BEGIN RECORDS
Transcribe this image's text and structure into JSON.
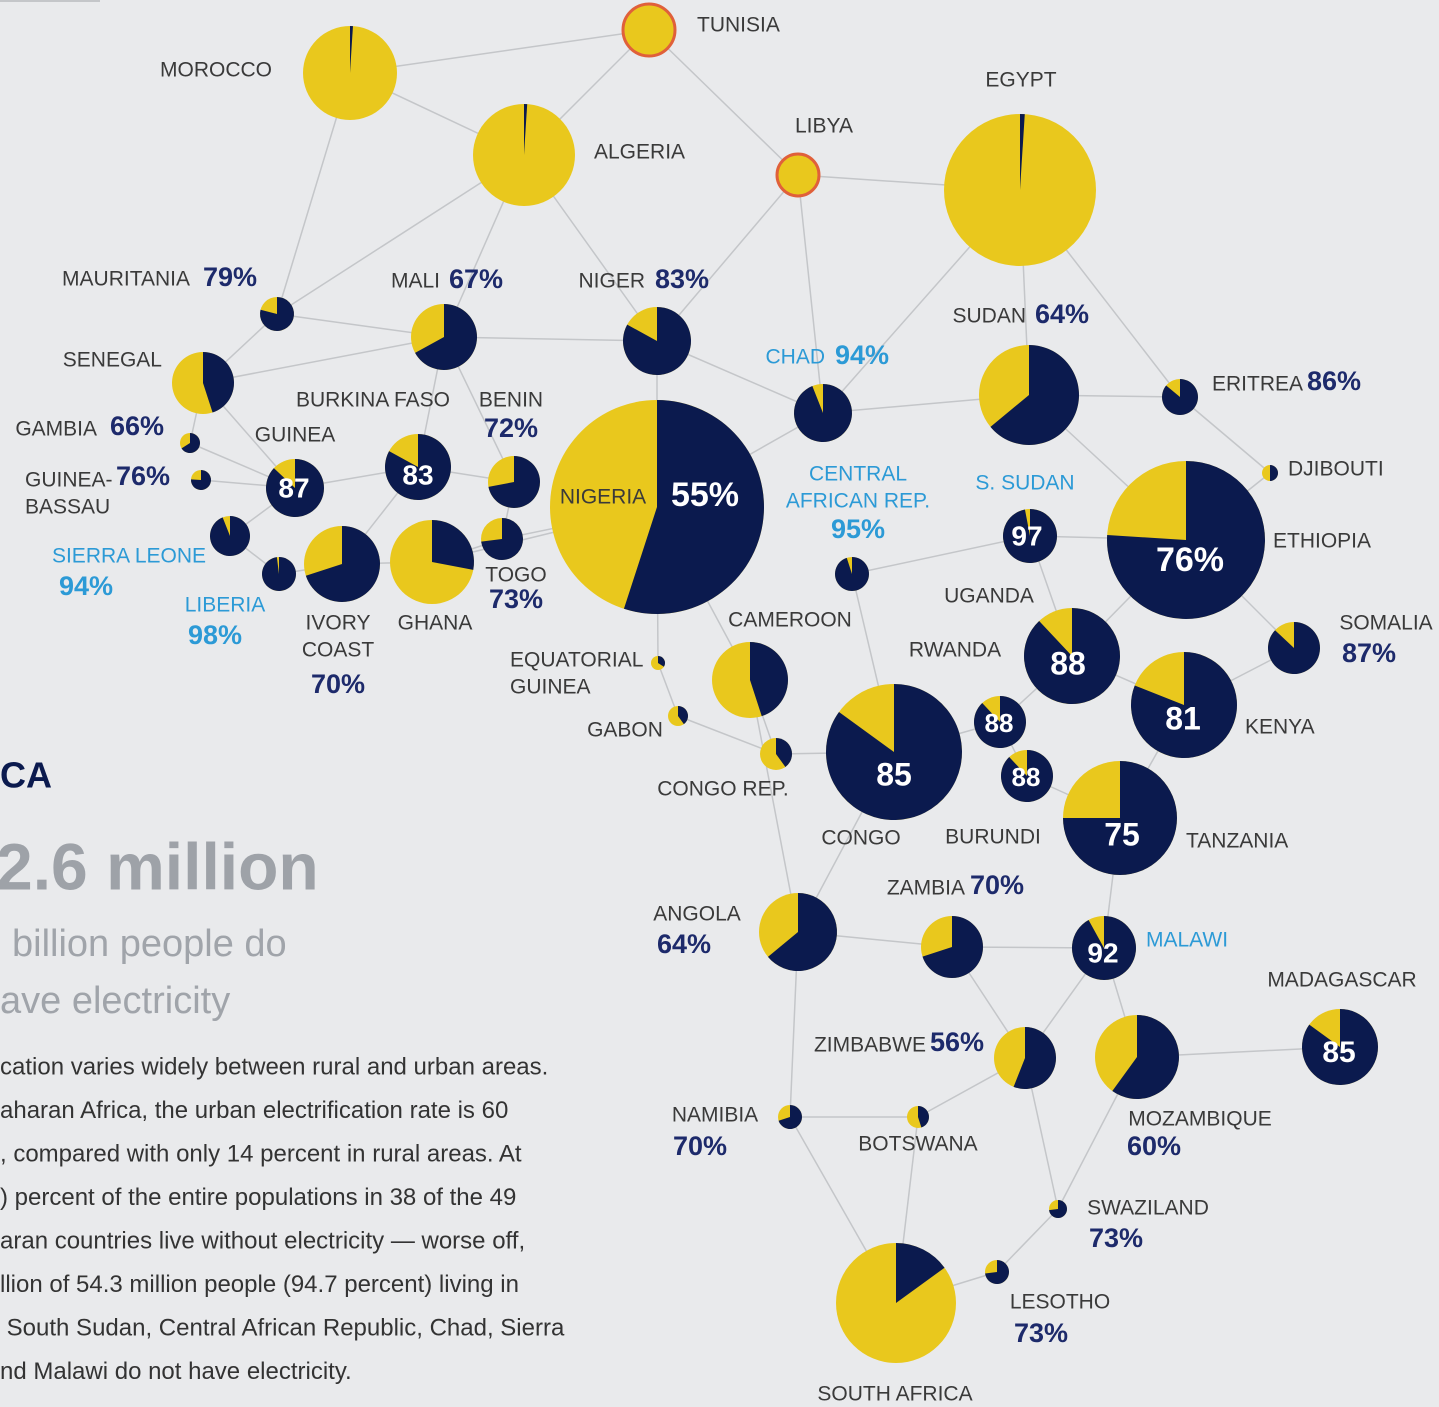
{
  "chart_data": {
    "type": "pie-network",
    "colors": {
      "unelectrified": "#0b1a4e",
      "electrified": "#e9c81d",
      "highlight": "#2c9ad6",
      "edge": "#c4c6c9"
    },
    "nodes": [
      {
        "name": "TUNISIA",
        "value": 0,
        "outline": "#e0603a"
      },
      {
        "name": "MOROCCO",
        "value": 1
      },
      {
        "name": "ALGERIA",
        "value": 1
      },
      {
        "name": "LIBYA",
        "value": 0,
        "outline": "#e0603a"
      },
      {
        "name": "EGYPT",
        "value": 1
      },
      {
        "name": "MAURITANIA",
        "value": 79,
        "value_label": "79%"
      },
      {
        "name": "MALI",
        "value": 67,
        "value_label": "67%"
      },
      {
        "name": "NIGER",
        "value": 83,
        "value_label": "83%"
      },
      {
        "name": "SUDAN",
        "value": 64,
        "value_label": "64%"
      },
      {
        "name": "CHAD",
        "value": 94,
        "value_label": "94%",
        "highlight": true
      },
      {
        "name": "ERITREA",
        "value": 86,
        "value_label": "86%"
      },
      {
        "name": "SENEGAL",
        "value": 45
      },
      {
        "name": "BURKINA FASO",
        "value": 83
      },
      {
        "name": "BENIN",
        "value": 72,
        "value_label": "72%"
      },
      {
        "name": "GAMBIA",
        "value": 66,
        "value_label": "66%"
      },
      {
        "name": "GUINEA",
        "value": 87
      },
      {
        "name": [
          "GUINEA-",
          "BASSAU"
        ],
        "value": 76,
        "value_label": "76%"
      },
      {
        "name": "SIERRA LEONE",
        "value": 94,
        "value_label": "94%",
        "highlight": true
      },
      {
        "name": "LIBERIA",
        "value": 98,
        "value_label": "98%",
        "highlight": true
      },
      {
        "name": [
          "IVORY",
          "COAST"
        ],
        "value": 70,
        "value_label": "70%"
      },
      {
        "name": "GHANA",
        "value": 28
      },
      {
        "name": "TOGO",
        "value": 73,
        "value_label": "73%"
      },
      {
        "name": "NIGERIA",
        "value": 55,
        "value_label": "55%"
      },
      {
        "name": [
          "CENTRAL",
          "AFRICAN REP."
        ],
        "value": 95,
        "value_label": "95%",
        "highlight": true
      },
      {
        "name": "S. SUDAN",
        "value": 97,
        "highlight": true
      },
      {
        "name": "ETHIOPIA",
        "value": 76,
        "value_label": "76%"
      },
      {
        "name": "DJIBOUTI",
        "value": 50
      },
      {
        "name": "UGANDA",
        "value": 88
      },
      {
        "name": "SOMALIA",
        "value": 87,
        "value_label": "87%"
      },
      {
        "name": "CAMEROON",
        "value": 45
      },
      {
        "name": [
          "EQUATORIAL",
          "GUINEA"
        ],
        "value": 34
      },
      {
        "name": "GABON",
        "value": 40
      },
      {
        "name": "CONGO REP.",
        "value": 40
      },
      {
        "name": "CONGO",
        "value": 85
      },
      {
        "name": "RWANDA",
        "value": 88
      },
      {
        "name": "BURUNDI",
        "value": 88
      },
      {
        "name": "KENYA",
        "value": 81
      },
      {
        "name": "TANZANIA",
        "value": 75
      },
      {
        "name": "ANGOLA",
        "value": 64,
        "value_label": "64%"
      },
      {
        "name": "ZAMBIA",
        "value": 70,
        "value_label": "70%"
      },
      {
        "name": "MALAWI",
        "value": 92,
        "highlight": true
      },
      {
        "name": "MADAGASCAR",
        "value": 85
      },
      {
        "name": "ZIMBABWE",
        "value": 56,
        "value_label": "56%"
      },
      {
        "name": "MOZAMBIQUE",
        "value": 60,
        "value_label": "60%"
      },
      {
        "name": "NAMIBIA",
        "value": 70,
        "value_label": "70%"
      },
      {
        "name": "BOTSWANA",
        "value": 45
      },
      {
        "name": "SWAZILAND",
        "value": 73,
        "value_label": "73%"
      },
      {
        "name": "LESOTHO",
        "value": 73,
        "value_label": "73%"
      },
      {
        "name": "SOUTH AFRICA",
        "value": 15
      }
    ],
    "heading": "CA",
    "big_number": "2.6 million",
    "subtitle": [
      "billion people do",
      "ave electricity"
    ],
    "body": [
      "cation varies widely between rural and urban areas.",
      "aharan Africa, the urban electrification rate is 60",
      ", compared with only 14 percent in rural areas. At",
      ") percent of the entire populations in 38 of the 49",
      "aran countries live without electricity — worse off,",
      "llion of 54.3 million people (94.7 percent) living in",
      " South Sudan, Central African Republic, Chad, Sierra",
      "nd Malawi do not have electricity."
    ]
  }
}
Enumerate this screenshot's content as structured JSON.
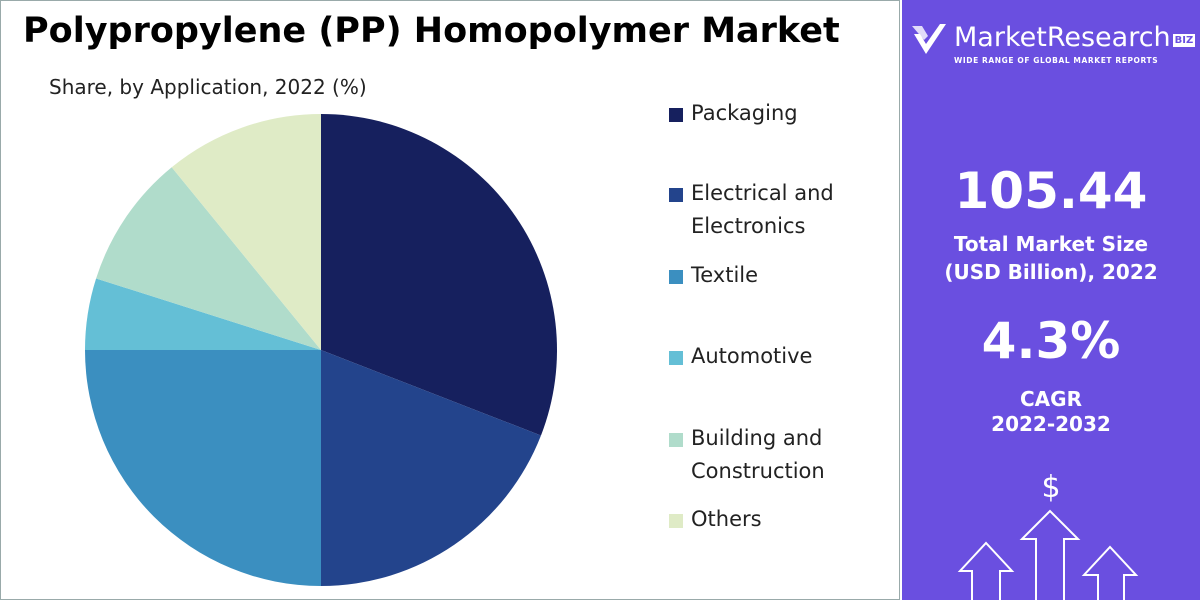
{
  "chart_data": {
    "type": "pie",
    "title": "Polypropylene (PP) Homopolymer Market",
    "subtitle": "Share, by Application, 2022 (%)",
    "categories": [
      "Packaging",
      "Electrical and Electronics",
      "Textile",
      "Automotive",
      "Building and Construction",
      "Others"
    ],
    "values": [
      30.9,
      19.1,
      25.0,
      4.9,
      9.2,
      10.9
    ],
    "colors": [
      "#16205e",
      "#23448c",
      "#3b8fc0",
      "#64bfd6",
      "#b0dccb",
      "#dfebc6"
    ]
  },
  "panel": {
    "brand": "MarketResearch",
    "brand_suffix": "BIZ",
    "tagline": "WIDE RANGE OF GLOBAL MARKET REPORTS",
    "market_size": "105.44",
    "market_size_label": "Total Market Size (USD Billion), 2022",
    "cagr": "4.3%",
    "cagr_label": "CAGR",
    "cagr_period": "2022-2032",
    "currency_icon": "$"
  }
}
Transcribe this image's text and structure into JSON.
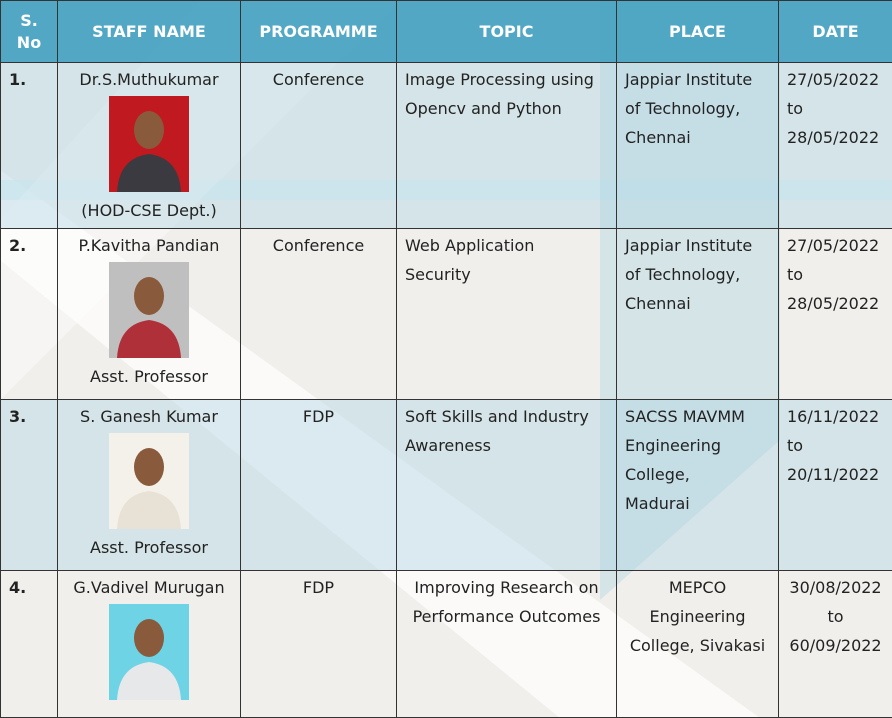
{
  "table": {
    "header": [
      "S.\nNo",
      "STAFF NAME",
      "PROGRAMME",
      "TOPIC",
      "PLACE",
      "DATE"
    ],
    "rows": [
      {
        "sno": "1.",
        "name": "Dr.S.Muthukumar",
        "designation": "(HOD-CSE Dept.)",
        "programme": "Conference",
        "topic": [
          "Image Processing using",
          "Opencv and Python"
        ],
        "place": [
          "Jappiar Institute",
          "of Technology,",
          "Chennai"
        ],
        "date": [
          "27/05/2022",
          "to",
          "28/05/2022"
        ]
      },
      {
        "sno": "2.",
        "name": "P.Kavitha Pandian",
        "designation": "Asst. Professor",
        "programme": "Conference",
        "topic": [
          "Web Application",
          "Security"
        ],
        "place": [
          "Jappiar Institute",
          "of Technology,",
          "Chennai"
        ],
        "date": [
          "27/05/2022",
          "to",
          "28/05/2022"
        ]
      },
      {
        "sno": "3.",
        "name": "S. Ganesh Kumar",
        "designation": "Asst. Professor",
        "programme": "FDP",
        "topic": [
          "Soft Skills and Industry",
          "Awareness"
        ],
        "place": [
          "SACSS MAVMM",
          "Engineering",
          "College,",
          "Madurai"
        ],
        "date": [
          "16/11/2022",
          "to",
          "20/11/2022"
        ]
      },
      {
        "sno": "4.",
        "name": "G.Vadivel Murugan",
        "designation": "",
        "programme": "FDP",
        "topic": [
          "Improving Research on",
          "Performance Outcomes"
        ],
        "place": [
          "MEPCO",
          "Engineering",
          "College, Sivakasi"
        ],
        "date": [
          "30/08/2022",
          "to",
          "60/09/2022"
        ]
      }
    ]
  }
}
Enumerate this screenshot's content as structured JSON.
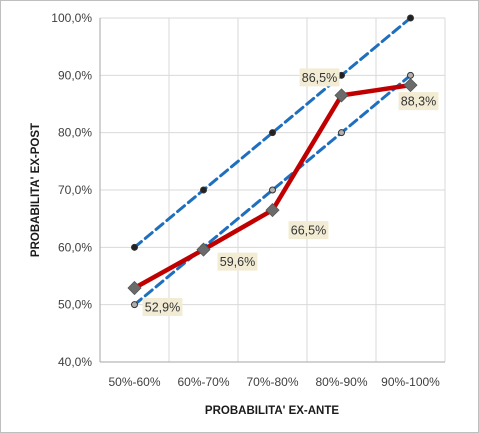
{
  "chart_data": {
    "type": "line",
    "xlabel": "PROBABILITA' EX-ANTE",
    "ylabel": "PROBABILITA' EX-POST",
    "categories": [
      "50%-60%",
      "60%-70%",
      "70%-80%",
      "80%-90%",
      "90%-100%"
    ],
    "ylim": [
      40,
      100
    ],
    "yticks": [
      40,
      50,
      60,
      70,
      80,
      90,
      100
    ],
    "ytick_labels": [
      "40,0%",
      "50,0%",
      "60,0%",
      "70,0%",
      "80,0%",
      "90,0%",
      "100,0%"
    ],
    "grid": true,
    "series": [
      {
        "values": [
          52.9,
          59.6,
          66.5,
          86.5,
          88.3
        ],
        "labels": [
          "52,9%",
          "59,6%",
          "66,5%",
          "86,5%",
          "88,3%"
        ],
        "color": "#c00000",
        "marker": "diamond",
        "marker_color": "#6b6b6b"
      },
      {
        "values": [
          60,
          70,
          80,
          90,
          100
        ],
        "color": "#1f6fbf",
        "dash": true,
        "marker": "circle",
        "marker_color": "#222222"
      },
      {
        "values": [
          50,
          60,
          70,
          80,
          90
        ],
        "color": "#1f6fbf",
        "dash": true,
        "marker": "circle",
        "marker_color": "#b0b0b0"
      }
    ]
  }
}
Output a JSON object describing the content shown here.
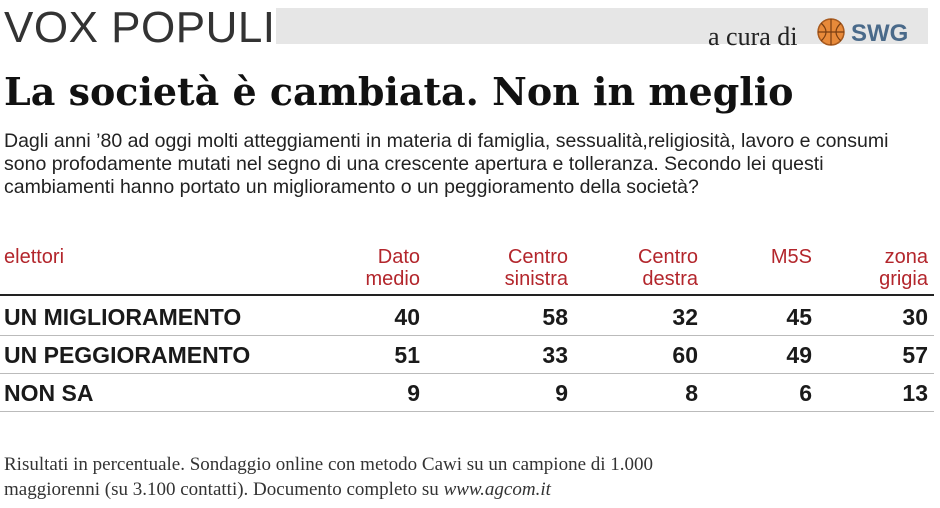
{
  "header": {
    "section_title": "VOX POPULI",
    "curator_label": "a cura di",
    "logo_text": "SWG",
    "logo_icon": "swg-ball-logo"
  },
  "headline": "La società è cambiata. Non in meglio",
  "question": "Dagli anni ’80 ad oggi molti atteggiamenti in materia di famiglia, sessualità,religiosità, lavoro e consumi sono profodamente mutati nel segno di una crescente apertura e tolleranza. Secondo lei questi cambiamenti hanno portato un miglioramento o un peggioramento della società?",
  "colors": {
    "accent": "#b3262c",
    "header_bar": "#e6e6e6"
  },
  "chart_data": {
    "type": "table",
    "row_header": "elettori",
    "columns": [
      {
        "line1": "Dato",
        "line2": "medio"
      },
      {
        "line1": "Centro",
        "line2": "sinistra"
      },
      {
        "line1": "Centro",
        "line2": "destra"
      },
      {
        "line1": "M5S",
        "line2": ""
      },
      {
        "line1": "zona",
        "line2": "grigia"
      }
    ],
    "rows": [
      {
        "label": "UN MIGLIORAMENTO",
        "values": [
          "40",
          "58",
          "32",
          "45",
          "30"
        ]
      },
      {
        "label": "UN PEGGIORAMENTO",
        "values": [
          "51",
          "33",
          "60",
          "49",
          "57"
        ]
      },
      {
        "label": "NON SA",
        "values": [
          "9",
          "9",
          "8",
          "6",
          "13"
        ]
      }
    ]
  },
  "footer": {
    "line1": "Risultati in percentuale. Sondaggio online con metodo Cawi su un campione di 1.000",
    "line2": "maggiorenni (su 3.100 contatti). Documento completo su ",
    "link": "www.agcom.it"
  }
}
END RECORDS
Search the entries for the word "designation" and pick out every line that holds it.

        "designation": "(HOD-CSE Dept.)",
        "designation": "Asst. Professor",
        "designation": "Asst. Professor",
        "designation": "",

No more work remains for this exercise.